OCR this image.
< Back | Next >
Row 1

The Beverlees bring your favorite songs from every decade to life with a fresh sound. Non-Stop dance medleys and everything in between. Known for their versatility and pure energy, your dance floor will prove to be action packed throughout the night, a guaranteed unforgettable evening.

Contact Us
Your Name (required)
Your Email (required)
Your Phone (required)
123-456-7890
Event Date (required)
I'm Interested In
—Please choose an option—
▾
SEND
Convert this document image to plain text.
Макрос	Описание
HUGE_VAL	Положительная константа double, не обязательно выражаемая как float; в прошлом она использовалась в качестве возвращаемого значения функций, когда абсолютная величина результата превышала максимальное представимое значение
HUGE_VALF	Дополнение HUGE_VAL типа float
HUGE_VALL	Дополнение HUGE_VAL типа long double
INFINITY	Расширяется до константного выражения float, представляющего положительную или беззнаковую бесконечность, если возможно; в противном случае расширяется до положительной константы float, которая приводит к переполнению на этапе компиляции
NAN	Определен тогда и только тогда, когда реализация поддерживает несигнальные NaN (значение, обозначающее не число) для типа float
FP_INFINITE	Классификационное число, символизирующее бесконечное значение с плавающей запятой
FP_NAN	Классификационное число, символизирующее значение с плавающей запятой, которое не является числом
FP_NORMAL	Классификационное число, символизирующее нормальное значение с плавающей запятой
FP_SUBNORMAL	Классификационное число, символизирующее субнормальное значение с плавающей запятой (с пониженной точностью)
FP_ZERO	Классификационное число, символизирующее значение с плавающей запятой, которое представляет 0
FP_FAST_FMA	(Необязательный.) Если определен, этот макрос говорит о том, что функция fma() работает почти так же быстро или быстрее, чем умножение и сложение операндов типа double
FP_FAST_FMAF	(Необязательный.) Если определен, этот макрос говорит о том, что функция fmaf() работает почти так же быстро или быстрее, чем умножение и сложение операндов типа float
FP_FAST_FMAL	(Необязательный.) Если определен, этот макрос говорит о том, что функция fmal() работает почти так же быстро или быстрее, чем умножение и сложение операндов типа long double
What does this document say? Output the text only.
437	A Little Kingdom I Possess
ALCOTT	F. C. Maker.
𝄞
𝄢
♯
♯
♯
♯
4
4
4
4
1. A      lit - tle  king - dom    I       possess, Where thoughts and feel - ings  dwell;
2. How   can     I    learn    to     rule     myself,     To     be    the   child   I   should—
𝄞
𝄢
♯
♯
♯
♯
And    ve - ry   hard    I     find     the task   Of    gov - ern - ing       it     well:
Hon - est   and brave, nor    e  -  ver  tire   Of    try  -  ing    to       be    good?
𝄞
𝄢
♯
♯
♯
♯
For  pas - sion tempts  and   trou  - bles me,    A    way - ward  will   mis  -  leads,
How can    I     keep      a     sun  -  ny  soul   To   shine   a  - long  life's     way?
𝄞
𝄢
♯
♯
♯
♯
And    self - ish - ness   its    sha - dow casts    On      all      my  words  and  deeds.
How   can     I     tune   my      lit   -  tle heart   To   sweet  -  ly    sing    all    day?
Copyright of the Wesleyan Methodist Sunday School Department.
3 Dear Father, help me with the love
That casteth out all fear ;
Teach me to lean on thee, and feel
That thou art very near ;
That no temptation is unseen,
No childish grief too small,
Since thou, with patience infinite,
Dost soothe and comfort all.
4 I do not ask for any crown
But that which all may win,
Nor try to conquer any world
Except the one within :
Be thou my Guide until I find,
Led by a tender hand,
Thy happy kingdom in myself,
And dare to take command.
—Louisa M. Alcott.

-------

• _Stated task_
In the listing, find every line with the word "которое" and state how many there are, nothing more.

• _Solution for this exercise_
2